#### Stated task:
Go through the material below and copy all lines with "областного".

====

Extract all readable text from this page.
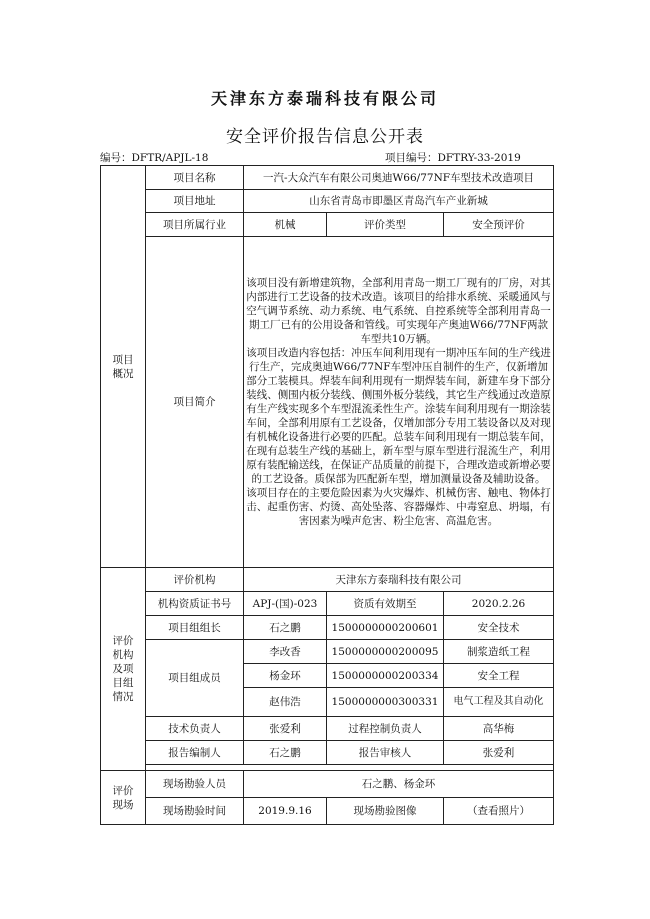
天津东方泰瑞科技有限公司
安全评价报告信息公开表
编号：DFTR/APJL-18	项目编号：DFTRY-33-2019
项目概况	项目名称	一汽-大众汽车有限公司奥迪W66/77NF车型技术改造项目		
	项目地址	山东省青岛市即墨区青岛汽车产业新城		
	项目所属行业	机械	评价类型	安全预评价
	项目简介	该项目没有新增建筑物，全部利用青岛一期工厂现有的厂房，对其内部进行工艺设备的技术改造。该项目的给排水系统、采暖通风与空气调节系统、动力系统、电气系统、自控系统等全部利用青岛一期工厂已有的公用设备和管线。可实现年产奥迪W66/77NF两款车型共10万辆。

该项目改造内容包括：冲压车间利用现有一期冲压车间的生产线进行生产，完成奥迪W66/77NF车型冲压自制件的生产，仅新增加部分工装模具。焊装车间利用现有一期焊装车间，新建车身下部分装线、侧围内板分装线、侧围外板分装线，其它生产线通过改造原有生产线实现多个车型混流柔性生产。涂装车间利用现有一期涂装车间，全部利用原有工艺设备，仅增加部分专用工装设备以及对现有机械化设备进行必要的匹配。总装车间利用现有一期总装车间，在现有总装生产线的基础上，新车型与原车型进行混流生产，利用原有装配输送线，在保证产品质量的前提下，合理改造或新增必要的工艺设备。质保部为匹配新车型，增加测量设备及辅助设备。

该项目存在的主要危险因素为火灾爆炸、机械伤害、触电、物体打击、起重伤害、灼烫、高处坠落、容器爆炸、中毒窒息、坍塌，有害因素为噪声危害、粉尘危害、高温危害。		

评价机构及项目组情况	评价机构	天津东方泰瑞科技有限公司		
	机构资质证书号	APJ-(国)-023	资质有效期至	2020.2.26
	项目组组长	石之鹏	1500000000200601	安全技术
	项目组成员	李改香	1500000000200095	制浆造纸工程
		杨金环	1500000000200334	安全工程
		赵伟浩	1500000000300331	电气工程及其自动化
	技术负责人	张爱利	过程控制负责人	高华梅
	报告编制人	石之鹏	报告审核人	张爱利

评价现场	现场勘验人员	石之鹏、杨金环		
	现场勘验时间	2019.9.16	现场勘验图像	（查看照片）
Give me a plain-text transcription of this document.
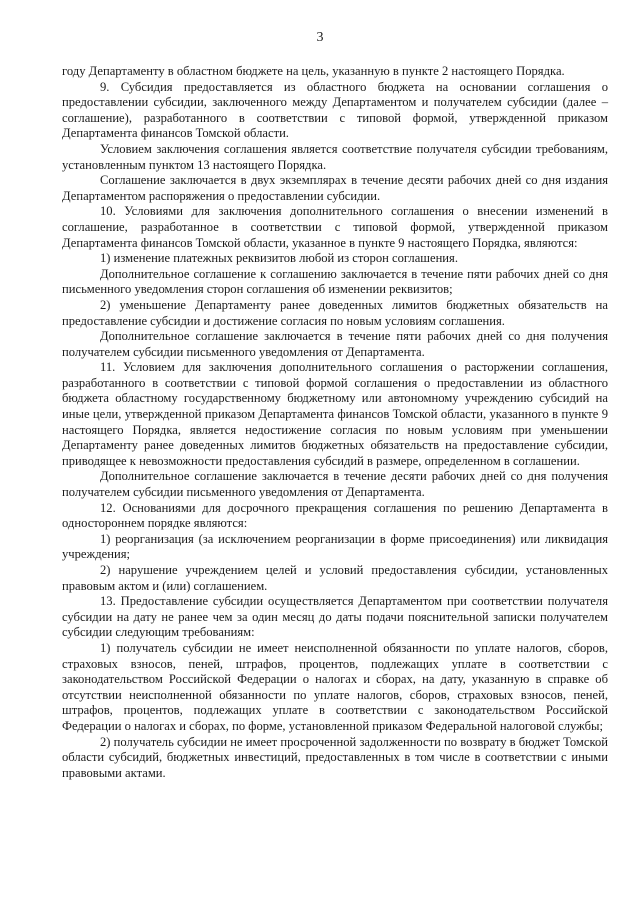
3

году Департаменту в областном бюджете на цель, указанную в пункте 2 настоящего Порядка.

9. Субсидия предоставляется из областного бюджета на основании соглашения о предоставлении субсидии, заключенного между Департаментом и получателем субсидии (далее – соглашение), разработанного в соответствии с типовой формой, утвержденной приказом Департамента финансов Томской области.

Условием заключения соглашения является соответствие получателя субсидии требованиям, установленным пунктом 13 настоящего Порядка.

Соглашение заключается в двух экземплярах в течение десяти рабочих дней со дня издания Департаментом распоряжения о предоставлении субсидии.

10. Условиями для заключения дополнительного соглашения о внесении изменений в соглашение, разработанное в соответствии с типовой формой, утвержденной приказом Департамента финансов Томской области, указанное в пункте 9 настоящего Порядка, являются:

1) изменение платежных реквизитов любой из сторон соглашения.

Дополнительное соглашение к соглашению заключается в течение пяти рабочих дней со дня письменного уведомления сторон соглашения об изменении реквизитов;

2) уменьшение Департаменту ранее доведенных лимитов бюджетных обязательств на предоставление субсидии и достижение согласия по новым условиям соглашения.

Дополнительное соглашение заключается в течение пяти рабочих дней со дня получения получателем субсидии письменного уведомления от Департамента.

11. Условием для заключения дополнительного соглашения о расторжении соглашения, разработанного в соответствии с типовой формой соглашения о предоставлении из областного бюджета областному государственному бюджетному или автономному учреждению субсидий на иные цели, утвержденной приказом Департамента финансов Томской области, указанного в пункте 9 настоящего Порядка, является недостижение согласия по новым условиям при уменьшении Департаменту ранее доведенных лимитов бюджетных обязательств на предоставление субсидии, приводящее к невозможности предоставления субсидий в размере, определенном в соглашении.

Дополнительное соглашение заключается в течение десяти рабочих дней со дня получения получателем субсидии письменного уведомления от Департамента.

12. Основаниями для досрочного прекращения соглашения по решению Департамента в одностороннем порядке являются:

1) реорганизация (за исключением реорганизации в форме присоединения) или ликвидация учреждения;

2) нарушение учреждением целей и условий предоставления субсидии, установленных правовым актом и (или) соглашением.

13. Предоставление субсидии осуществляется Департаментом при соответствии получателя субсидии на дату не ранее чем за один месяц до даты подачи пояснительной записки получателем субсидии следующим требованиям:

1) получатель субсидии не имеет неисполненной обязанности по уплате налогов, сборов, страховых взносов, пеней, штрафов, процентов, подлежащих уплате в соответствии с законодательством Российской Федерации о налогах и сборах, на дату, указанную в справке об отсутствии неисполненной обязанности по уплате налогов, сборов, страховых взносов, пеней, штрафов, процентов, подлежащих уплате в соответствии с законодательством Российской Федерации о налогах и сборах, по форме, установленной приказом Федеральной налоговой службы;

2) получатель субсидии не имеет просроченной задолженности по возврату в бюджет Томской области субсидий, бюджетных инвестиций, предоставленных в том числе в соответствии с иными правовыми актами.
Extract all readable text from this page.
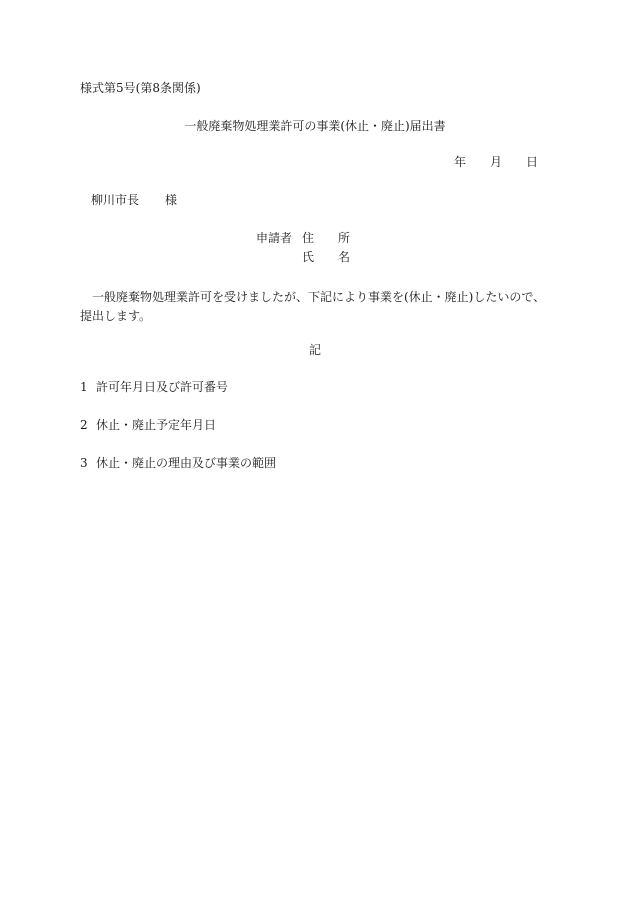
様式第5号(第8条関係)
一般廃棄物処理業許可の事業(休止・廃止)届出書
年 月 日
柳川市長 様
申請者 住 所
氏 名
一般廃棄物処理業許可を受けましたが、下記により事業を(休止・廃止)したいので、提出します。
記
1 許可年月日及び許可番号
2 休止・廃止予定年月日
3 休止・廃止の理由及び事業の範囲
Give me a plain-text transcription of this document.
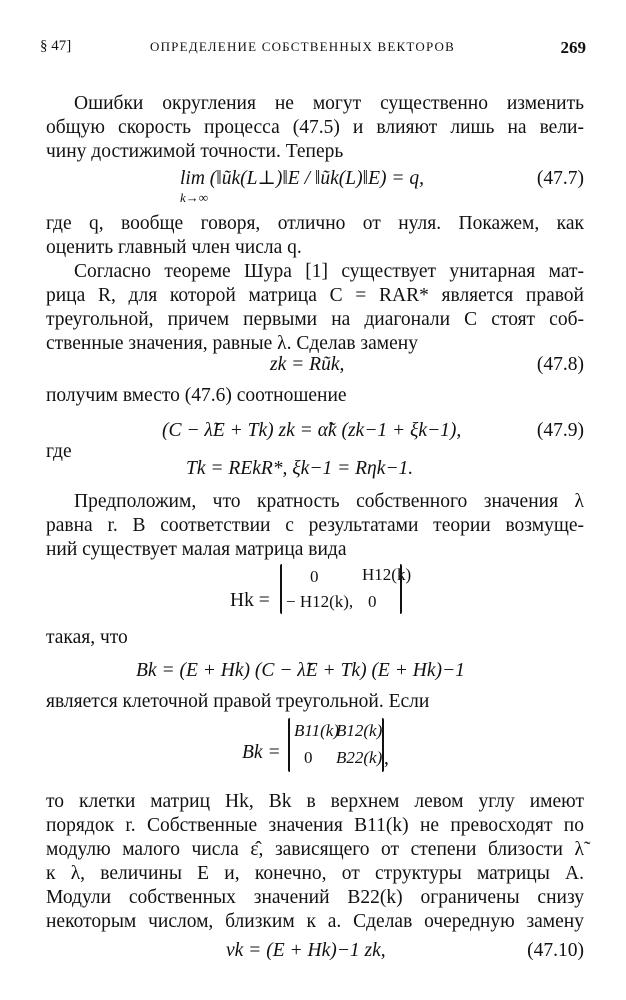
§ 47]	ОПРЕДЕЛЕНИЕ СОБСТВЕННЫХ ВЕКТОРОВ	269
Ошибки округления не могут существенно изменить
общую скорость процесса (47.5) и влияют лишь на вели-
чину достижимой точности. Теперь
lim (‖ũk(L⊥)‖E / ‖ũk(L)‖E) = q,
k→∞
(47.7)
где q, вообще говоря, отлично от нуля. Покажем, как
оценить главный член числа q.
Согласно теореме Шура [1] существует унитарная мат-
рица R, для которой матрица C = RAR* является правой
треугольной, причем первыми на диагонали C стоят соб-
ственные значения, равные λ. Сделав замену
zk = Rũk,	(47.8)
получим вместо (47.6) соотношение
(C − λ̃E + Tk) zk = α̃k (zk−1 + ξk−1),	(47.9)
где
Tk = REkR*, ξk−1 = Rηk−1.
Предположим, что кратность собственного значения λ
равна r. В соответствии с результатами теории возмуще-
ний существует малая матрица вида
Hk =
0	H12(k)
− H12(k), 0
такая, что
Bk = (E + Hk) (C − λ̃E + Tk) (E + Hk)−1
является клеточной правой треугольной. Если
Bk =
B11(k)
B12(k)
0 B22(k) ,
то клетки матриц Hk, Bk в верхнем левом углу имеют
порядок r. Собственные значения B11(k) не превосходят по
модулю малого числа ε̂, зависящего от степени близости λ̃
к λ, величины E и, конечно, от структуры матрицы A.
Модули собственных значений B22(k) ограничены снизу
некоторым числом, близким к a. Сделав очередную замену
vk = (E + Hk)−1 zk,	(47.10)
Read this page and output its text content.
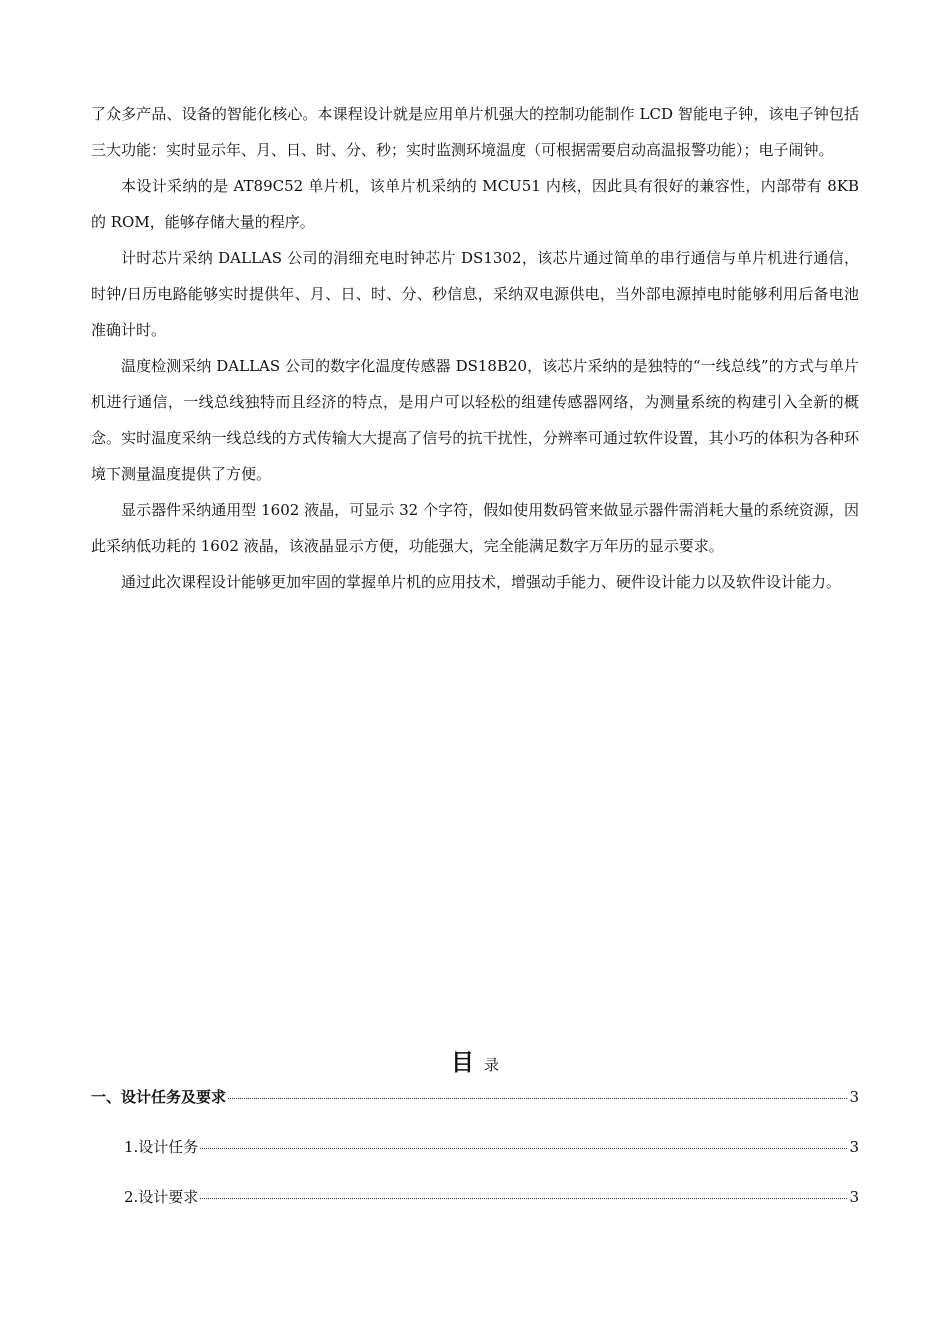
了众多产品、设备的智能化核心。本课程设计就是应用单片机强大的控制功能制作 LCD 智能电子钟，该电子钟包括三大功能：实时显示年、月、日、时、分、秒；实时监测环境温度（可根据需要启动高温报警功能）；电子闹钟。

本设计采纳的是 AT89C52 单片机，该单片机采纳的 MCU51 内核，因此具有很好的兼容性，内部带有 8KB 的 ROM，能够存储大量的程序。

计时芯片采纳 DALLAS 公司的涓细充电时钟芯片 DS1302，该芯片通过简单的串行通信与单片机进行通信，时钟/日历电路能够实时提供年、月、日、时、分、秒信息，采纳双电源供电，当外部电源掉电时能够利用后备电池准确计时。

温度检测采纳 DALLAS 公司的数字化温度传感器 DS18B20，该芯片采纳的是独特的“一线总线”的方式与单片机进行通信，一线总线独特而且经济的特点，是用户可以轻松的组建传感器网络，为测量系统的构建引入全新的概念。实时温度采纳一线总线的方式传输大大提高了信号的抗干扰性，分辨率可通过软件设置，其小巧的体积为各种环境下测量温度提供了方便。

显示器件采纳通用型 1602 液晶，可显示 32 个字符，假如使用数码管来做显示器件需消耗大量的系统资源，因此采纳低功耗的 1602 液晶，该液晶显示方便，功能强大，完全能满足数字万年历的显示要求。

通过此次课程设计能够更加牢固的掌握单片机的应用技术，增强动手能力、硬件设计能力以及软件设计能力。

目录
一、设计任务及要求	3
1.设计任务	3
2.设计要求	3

====

#### Task response:
9. Субсидия предоставляется из областного бюджета на основании соглашения о предоставлении субсидии, заключенного между Департаментом и получателем субсидии (далее – соглашение), разработанного в соответствии с типовой формой, утвержденной приказом Департамента финансов Томской области.
11. Условием для заключения дополнительного соглашения о расторжении соглашения, разработанного в соответствии с типовой формой соглашения о предоставлении из областного бюджета областному государственному бюджетному или автономному учреждению субсидий на иные цели, утвержденной приказом Департамента финансов Томской области, указанного в пункте 9 настоящего Порядка, является недостижение согласия по новым условиям при уменьшении Департаменту ранее доведенных лимитов бюджетных обязательств на предоставление субсидии, приводящее к невозможности предоставления субсидий в размере, определенном в соглашении.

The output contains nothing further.